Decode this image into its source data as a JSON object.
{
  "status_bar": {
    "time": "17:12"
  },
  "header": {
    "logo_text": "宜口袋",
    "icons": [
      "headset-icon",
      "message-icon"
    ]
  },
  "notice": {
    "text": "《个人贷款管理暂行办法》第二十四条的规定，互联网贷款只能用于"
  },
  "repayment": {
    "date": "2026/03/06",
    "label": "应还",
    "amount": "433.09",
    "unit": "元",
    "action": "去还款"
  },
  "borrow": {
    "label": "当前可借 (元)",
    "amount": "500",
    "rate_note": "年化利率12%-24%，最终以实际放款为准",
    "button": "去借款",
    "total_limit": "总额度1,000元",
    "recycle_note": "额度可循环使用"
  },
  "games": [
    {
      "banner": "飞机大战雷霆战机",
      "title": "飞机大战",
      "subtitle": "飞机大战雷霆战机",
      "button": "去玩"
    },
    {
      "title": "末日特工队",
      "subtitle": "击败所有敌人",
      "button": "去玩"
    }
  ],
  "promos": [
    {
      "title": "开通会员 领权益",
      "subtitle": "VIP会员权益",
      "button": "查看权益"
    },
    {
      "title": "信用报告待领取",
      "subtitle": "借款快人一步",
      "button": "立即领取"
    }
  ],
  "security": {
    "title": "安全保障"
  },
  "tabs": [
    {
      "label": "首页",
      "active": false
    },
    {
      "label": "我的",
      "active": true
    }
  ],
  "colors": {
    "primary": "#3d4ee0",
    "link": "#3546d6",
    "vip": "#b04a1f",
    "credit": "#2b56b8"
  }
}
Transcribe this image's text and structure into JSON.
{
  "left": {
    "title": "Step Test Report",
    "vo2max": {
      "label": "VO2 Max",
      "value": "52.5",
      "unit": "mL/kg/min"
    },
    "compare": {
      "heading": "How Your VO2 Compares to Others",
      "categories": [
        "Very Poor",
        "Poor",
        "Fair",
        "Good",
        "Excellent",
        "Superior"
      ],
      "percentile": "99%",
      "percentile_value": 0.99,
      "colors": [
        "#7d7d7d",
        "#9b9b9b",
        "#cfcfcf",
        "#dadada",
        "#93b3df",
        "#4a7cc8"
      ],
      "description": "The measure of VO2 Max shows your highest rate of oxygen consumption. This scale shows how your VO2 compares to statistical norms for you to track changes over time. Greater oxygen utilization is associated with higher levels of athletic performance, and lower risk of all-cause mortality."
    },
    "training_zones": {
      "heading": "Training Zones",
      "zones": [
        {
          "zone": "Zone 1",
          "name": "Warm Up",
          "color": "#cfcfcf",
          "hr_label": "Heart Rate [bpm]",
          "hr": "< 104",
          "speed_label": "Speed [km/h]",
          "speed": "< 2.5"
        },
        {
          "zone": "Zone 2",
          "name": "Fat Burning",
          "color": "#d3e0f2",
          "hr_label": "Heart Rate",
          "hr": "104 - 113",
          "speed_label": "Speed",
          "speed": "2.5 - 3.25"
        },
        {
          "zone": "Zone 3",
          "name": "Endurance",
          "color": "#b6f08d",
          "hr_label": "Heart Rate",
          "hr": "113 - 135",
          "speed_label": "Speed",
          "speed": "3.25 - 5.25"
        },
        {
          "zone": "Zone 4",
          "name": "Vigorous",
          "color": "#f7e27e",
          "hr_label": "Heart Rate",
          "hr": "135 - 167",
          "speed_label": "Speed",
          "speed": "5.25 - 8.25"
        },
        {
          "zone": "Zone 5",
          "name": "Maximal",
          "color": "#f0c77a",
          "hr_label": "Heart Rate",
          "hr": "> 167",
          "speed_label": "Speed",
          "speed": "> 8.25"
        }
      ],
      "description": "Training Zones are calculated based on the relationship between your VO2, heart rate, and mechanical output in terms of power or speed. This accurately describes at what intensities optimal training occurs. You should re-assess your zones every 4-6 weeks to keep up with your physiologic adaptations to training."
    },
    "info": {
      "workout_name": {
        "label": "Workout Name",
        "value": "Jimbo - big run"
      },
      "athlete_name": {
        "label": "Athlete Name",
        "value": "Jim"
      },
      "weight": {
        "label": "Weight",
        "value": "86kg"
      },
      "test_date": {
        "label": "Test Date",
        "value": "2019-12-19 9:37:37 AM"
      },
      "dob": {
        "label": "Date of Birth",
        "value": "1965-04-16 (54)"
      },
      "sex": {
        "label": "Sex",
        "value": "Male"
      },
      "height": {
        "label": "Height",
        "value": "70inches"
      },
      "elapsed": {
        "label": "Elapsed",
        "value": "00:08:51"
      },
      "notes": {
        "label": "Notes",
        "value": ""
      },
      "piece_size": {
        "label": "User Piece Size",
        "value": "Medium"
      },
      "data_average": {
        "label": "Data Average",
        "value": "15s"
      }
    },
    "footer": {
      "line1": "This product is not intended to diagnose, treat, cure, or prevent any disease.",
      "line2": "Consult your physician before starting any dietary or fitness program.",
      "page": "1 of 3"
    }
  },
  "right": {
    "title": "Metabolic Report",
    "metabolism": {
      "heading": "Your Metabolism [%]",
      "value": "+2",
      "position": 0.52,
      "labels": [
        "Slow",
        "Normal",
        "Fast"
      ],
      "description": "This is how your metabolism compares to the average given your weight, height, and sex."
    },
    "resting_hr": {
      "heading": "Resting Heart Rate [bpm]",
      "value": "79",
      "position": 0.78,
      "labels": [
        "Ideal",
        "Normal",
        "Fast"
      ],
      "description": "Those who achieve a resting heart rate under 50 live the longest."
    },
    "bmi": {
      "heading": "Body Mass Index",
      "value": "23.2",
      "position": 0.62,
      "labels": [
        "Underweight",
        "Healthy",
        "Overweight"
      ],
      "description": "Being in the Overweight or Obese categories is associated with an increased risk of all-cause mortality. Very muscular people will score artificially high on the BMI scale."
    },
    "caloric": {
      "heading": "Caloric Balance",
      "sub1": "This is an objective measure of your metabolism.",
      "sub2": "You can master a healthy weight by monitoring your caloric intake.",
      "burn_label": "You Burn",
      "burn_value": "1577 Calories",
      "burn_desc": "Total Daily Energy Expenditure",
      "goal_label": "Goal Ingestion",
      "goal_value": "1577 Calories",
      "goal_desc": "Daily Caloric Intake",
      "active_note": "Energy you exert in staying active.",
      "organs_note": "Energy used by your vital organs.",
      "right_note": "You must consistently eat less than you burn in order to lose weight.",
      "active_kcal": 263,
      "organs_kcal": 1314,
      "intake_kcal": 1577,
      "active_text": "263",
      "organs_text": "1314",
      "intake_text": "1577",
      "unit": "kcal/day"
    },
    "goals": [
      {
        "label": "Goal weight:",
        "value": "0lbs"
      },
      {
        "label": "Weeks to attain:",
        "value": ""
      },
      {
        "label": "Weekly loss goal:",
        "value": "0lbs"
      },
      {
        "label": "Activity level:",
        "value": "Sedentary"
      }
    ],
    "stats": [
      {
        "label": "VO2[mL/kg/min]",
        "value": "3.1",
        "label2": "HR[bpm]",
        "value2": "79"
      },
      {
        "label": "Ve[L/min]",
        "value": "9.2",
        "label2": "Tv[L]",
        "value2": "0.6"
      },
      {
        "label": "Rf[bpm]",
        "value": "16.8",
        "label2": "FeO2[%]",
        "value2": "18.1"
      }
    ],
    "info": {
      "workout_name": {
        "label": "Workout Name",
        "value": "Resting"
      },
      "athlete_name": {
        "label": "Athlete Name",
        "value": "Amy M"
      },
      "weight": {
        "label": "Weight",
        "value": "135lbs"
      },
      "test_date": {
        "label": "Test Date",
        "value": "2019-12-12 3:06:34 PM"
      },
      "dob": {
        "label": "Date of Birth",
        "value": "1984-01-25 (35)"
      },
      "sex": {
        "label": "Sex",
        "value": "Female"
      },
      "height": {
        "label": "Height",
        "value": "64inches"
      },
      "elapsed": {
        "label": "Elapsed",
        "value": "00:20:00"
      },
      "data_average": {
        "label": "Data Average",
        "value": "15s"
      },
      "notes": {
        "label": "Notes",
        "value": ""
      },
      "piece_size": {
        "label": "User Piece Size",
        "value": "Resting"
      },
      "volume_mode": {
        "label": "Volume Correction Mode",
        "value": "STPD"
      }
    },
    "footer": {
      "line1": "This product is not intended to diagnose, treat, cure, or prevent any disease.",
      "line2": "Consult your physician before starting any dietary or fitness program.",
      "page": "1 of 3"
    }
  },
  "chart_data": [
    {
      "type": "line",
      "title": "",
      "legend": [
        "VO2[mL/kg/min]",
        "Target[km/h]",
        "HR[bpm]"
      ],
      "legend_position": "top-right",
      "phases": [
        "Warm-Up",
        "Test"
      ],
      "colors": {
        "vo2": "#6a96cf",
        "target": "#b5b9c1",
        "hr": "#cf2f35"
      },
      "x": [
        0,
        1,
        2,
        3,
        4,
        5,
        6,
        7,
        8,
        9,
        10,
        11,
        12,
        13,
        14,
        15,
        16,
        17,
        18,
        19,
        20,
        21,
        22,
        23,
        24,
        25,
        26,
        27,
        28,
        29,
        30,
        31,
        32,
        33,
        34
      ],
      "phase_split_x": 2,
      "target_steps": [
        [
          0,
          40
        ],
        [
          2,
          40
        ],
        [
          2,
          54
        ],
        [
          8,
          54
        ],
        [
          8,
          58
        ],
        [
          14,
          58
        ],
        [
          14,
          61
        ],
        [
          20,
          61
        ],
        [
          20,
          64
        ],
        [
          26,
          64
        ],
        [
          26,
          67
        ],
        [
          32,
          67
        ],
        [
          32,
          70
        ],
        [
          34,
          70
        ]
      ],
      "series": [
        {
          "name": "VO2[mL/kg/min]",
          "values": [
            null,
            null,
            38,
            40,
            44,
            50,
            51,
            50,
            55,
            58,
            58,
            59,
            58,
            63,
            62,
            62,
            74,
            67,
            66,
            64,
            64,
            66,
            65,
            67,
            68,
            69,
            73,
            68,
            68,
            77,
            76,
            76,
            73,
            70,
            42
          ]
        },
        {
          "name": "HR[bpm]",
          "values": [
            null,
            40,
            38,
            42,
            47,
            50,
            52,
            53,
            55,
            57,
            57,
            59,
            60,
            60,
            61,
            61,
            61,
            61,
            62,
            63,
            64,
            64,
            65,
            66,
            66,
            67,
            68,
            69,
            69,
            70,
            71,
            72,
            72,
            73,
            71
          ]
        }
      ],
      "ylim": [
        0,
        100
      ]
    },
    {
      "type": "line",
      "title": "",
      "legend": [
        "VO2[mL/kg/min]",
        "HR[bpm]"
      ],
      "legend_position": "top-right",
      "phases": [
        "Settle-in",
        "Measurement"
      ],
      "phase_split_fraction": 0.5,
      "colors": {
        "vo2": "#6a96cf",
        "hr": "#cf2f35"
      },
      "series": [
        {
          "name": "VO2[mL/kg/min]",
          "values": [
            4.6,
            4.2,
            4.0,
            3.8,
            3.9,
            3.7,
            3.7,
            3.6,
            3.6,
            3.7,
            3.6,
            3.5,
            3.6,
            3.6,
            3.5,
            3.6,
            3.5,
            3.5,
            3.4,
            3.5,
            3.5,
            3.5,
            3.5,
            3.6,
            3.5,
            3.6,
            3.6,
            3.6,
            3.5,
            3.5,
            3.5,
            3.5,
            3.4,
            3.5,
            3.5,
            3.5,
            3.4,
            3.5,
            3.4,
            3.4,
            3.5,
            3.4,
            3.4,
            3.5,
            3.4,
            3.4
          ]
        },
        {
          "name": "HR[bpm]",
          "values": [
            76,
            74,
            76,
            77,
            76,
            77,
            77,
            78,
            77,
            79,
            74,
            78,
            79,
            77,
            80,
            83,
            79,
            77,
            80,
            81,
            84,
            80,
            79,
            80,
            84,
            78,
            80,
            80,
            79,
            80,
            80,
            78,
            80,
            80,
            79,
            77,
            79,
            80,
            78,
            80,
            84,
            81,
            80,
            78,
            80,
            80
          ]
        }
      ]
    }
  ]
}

^^^^

Collect each line above holding the string "description".

- Full response
      "description": "The measure of VO2 Max shows your highest rate of oxygen consumption. This scale shows how your VO2 compares to statistical norms for you to track changes over time. Greater oxygen utilization is associated with higher levels of athletic performance, and lower risk of all-cause mortality."
      "description": "Training Zones are calculated based on the relationship between your VO2, heart rate, and mechanical output in terms of power or speed. This accurately describes at what intensities optimal training occurs. You should re-assess your zones every 4-6 weeks to keep up with your physiologic adaptations to training."
      "description": "This is how your metabolism compares to the average given your weight, height, and sex."
      "description": "Those who achieve a resting heart rate under 50 live the longest."
      "description": "Being in the Overweight or Obese categories is associated with an increased risk of all-cause mortality. Very muscular people will score artificially high on the BMI scale."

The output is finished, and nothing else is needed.